(DIRECTION) Omit all pictures. Copy the rest of the material exactly.

(EXERCISE INPUTS)
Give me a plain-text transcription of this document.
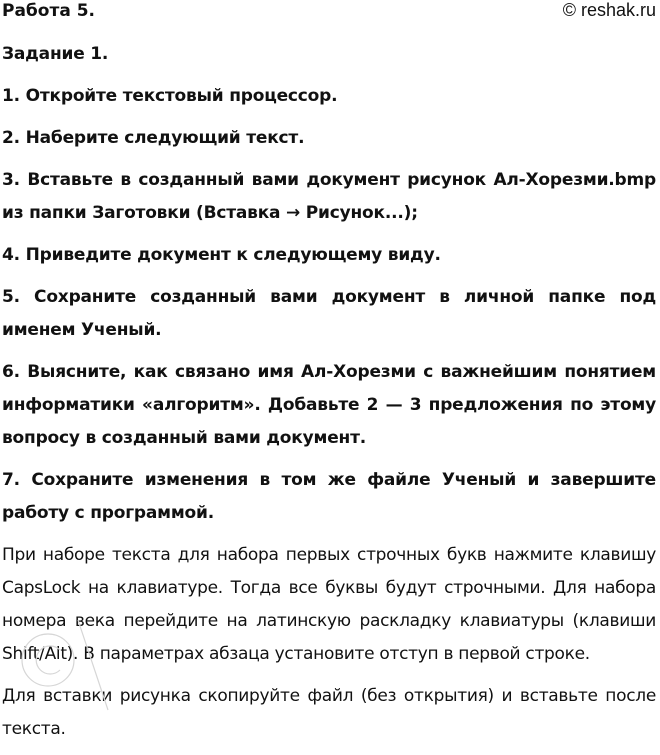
Работа 5.	© reshak.ru

Задание 1.

1. Откройте текстовый процессор.

2. Наберите следующий текст.

3. Вставьте в созданный вами документ рисунок Ал-Хорезми.bmp из папки Заготовки (Вставка → Рисунок...);

4. Приведите документ к следующему виду.

5. Сохраните созданный вами документ в личной папке под именем Ученый.

6. Выясните, как связано имя Ал-Хорезми с важнейшим понятием информатики «алгоритм». Добавьте 2 — 3 предложения по этому вопросу в созданный вами документ.

7. Сохраните изменения в том же файле Ученый и завершите работу с программой.

При наборе текста для набора первых строчных букв нажмите клавишу CapsLock на клавиатуре. Тогда все буквы будут строчными. Для набора номера века перейдите на латинскую раскладку клавиатуры (клавиши Shift/Alt). В параметрах абзаца установите отступ в первой строке.

Для вставки рисунка скопируйте файл (без открытия) и вставьте после текста.
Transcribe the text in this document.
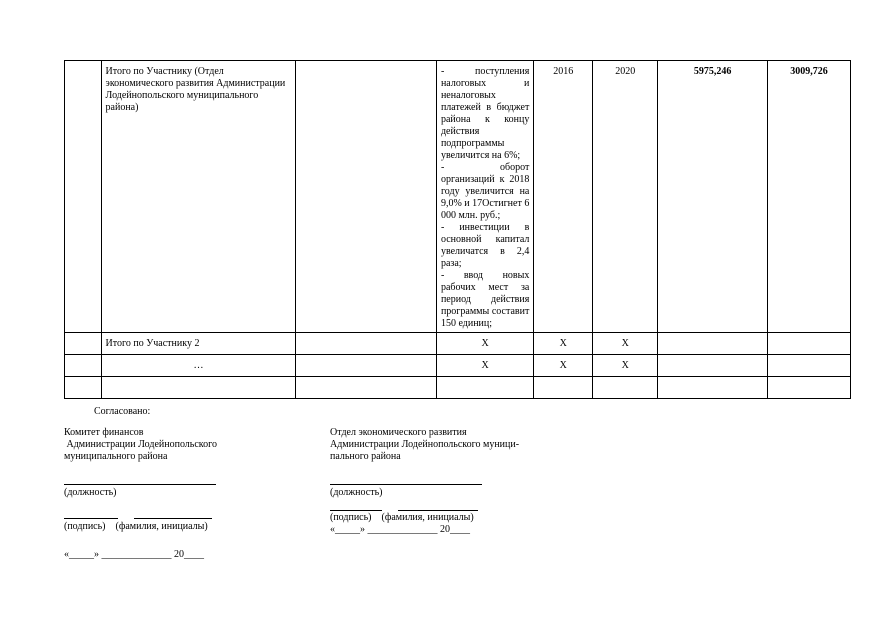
	Итого по Участнику (Отдел экономического развития Администрации Лодейнопольского муниципального района)		- поступления налоговых и неналоговых платежей в бюджет района к концу действия подпрограммы увеличится на 6%;
- оборот организаций к 2018 году увеличится на 9,0% и 17Oстигнет 6 000 млн. руб.;
- инвестиции в основной капитал увеличатся в 2,4 раза;
- ввод новых рабочих мест за период действия программы составит 150 единиц;	2016	2020	5975,246	3009,726
	Итого по Участнику 2		X	X	X		
	…		X	X	X		

Согласовано:
Комитет финансов
Администрации Лодейнопольского
муниципального района
(должность)
(подпись)    (фамилия, инициалы)
«_____» ______________ 20____
Отдел экономического развития
Администрации Лодейнопольского муници-
пального района
(должность)
(подпись)    (фамилия, инициалы)
«_____» ______________ 20____
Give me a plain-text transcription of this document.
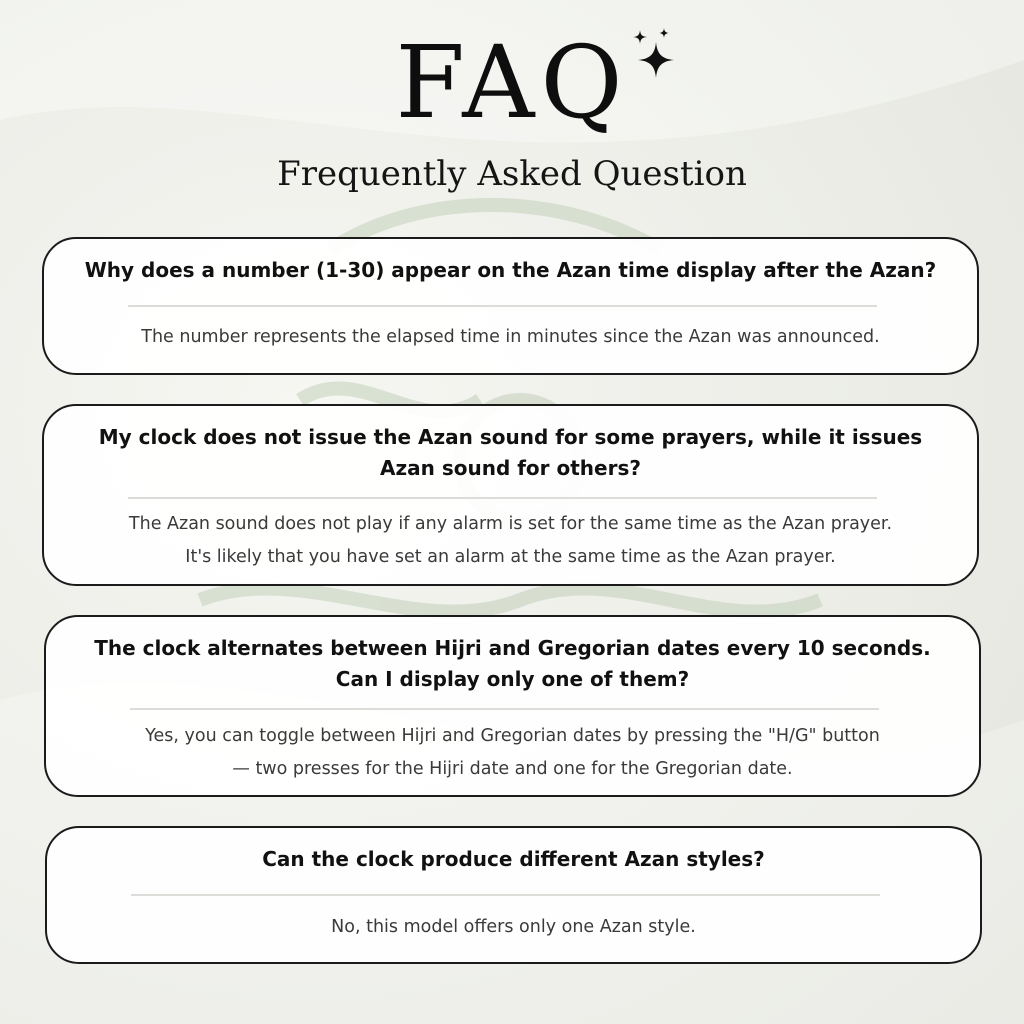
FAQ
Frequently Asked Question
Why does a number (1-30) appear on the Azan time display after the Azan?
The number represents the elapsed time in minutes since the Azan was announced.
My clock does not issue the Azan sound for some prayers, while it issues
Azan sound for others?
The Azan sound does not play if any alarm is set for the same time as the Azan prayer.
It's likely that you have set an alarm at the same time as the Azan prayer.
The clock alternates between Hijri and Gregorian dates every 10 seconds.
Can I display only one of them?
Yes, you can toggle between Hijri and Gregorian dates by pressing the "H/G" button
— two presses for the Hijri date and one for the Gregorian date.
Can the clock produce different Azan styles?
No, this model offers only one Azan style.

(SOLUTION TO THE PROBLEM)
Give me a plain-text transcription of this document.
Работа 5.	© reshak.ru

Задание 1.

1. Откройте текстовый процессор.

2. Наберите следующий текст.

3. Вставьте в созданный вами документ рисунок Ал-Хорезми.bmp из папки Заготовки (Вставка → Рисунок...);

4. Приведите документ к следующему виду.

5. Сохраните созданный вами документ в личной папке под именем Ученый.

6. Выясните, как связано имя Ал-Хорезми с важнейшим понятием информатики «алгоритм». Добавьте 2 — 3 предложения по этому вопросу в созданный вами документ.

7. Сохраните изменения в том же файле Ученый и завершите работу с программой.

При наборе текста для набора первых строчных букв нажмите клавишу CapsLock на клавиатуре. Тогда все буквы будут строчными. Для набора номера века перейдите на латинскую раскладку клавиатуры (клавиши Shift/Alt). В параметрах абзаца установите отступ в первой строке.

Для вставки рисунка скопируйте файл (без открытия) и вставьте после текста.
Transcribe the text in this document.
	Итого по Участнику (Отдел экономического развития Администрации Лодейнопольского муниципального района)		- поступления налоговых и неналоговых платежей в бюджет района к концу действия подпрограммы увеличится на 6%;
- оборот организаций к 2018 году увеличится на 9,0% и 17Oстигнет 6 000 млн. руб.;
- инвестиции в основной капитал увеличатся в 2,4 раза;
- ввод новых рабочих мест за период действия программы составит 150 единиц;	2016	2020	5975,246	3009,726
	Итого по Участнику 2		X	X	X		
	…		X	X	X		

Согласовано:
Комитет финансов
Администрации Лодейнопольского
муниципального района
(должность)
(подпись)    (фамилия, инициалы)
«_____» ______________ 20____
Отдел экономического развития
Администрации Лодейнопольского муници-
пального района
(должность)
(подпись)    (фамилия, инициалы)
«_____» ______________ 20____
Give me a plain-text transcription of this document.
FAQ
Frequently Asked Question
Why does a number (1-30) appear on the Azan time display after the Azan?
The number represents the elapsed time in minutes since the Azan was announced.
My clock does not issue the Azan sound for some prayers, while it issues
Azan sound for others?
The Azan sound does not play if any alarm is set for the same time as the Azan prayer.
It's likely that you have set an alarm at the same time as the Azan prayer.
The clock alternates between Hijri and Gregorian dates every 10 seconds.
Can I display only one of them?
Yes, you can toggle between Hijri and Gregorian dates by pressing the "H/G" button
— two presses for the Hijri date and one for the Gregorian date.
Can the clock produce different Azan styles?
No, this model offers only one Azan style.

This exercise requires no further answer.